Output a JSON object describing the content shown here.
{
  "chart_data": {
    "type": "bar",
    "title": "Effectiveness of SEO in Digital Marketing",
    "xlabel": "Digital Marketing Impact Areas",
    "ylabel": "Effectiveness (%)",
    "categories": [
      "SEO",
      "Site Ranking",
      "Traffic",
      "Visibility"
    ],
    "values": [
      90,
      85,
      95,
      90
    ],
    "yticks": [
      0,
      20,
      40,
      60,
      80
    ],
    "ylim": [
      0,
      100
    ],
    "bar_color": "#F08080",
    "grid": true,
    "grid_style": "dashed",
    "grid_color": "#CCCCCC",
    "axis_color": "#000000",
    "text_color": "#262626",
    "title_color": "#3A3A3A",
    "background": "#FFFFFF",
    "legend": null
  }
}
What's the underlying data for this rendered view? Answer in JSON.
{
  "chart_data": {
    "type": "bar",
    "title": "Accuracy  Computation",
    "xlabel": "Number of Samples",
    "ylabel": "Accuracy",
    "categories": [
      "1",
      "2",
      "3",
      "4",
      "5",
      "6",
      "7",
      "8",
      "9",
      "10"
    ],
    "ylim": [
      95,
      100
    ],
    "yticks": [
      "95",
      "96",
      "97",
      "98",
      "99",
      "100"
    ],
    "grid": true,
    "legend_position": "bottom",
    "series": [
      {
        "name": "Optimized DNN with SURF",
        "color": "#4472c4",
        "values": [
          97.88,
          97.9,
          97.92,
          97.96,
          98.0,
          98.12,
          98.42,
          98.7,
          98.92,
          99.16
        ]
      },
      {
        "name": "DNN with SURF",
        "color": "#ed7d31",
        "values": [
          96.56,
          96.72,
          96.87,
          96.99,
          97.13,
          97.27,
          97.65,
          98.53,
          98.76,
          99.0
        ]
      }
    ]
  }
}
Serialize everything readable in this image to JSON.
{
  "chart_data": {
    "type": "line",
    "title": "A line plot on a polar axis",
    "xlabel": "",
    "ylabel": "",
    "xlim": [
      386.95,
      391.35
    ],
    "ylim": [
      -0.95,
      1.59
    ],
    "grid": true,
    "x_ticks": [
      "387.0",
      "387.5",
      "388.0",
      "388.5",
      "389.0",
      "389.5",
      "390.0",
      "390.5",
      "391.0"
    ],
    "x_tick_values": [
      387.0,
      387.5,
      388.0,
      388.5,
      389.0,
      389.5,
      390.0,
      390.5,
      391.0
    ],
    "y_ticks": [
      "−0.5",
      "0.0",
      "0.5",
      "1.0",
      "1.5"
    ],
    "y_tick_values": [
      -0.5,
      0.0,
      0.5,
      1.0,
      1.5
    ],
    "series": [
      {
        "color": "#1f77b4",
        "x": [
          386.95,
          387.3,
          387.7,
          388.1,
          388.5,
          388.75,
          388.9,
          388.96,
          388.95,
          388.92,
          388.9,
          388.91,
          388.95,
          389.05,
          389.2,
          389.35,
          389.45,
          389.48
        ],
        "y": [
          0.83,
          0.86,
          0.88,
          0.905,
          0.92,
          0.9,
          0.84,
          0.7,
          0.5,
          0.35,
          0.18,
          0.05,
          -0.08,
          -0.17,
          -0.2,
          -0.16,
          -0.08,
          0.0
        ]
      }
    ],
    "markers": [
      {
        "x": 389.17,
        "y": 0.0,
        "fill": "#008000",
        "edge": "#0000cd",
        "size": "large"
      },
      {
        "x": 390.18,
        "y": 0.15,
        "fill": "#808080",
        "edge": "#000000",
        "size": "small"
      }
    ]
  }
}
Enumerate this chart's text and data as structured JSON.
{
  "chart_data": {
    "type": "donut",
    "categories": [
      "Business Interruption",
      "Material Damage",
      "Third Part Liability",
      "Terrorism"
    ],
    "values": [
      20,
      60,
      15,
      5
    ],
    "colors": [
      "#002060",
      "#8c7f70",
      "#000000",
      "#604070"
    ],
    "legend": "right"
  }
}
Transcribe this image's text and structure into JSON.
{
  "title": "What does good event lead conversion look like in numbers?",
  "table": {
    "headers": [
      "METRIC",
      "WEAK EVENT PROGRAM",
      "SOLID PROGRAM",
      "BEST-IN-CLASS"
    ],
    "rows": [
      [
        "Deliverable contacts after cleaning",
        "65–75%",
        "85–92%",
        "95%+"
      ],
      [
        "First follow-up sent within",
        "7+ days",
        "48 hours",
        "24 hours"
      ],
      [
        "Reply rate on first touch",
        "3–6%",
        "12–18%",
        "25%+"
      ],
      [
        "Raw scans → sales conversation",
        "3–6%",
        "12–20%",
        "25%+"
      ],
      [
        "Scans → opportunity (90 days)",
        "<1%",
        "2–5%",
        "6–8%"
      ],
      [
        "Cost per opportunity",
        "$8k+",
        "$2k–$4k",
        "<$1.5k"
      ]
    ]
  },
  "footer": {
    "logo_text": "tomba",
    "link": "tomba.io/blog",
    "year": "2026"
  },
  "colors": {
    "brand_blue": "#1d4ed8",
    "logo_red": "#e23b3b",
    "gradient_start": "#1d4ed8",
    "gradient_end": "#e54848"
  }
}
★ ★ ★ ★
What you have to do:
Track down every line holding the string "xlabel" and copy it.

Task result:
    "xlabel": "Digital Marketing Impact Areas",
    "xlabel": "Number of Samples",
    "xlabel": "",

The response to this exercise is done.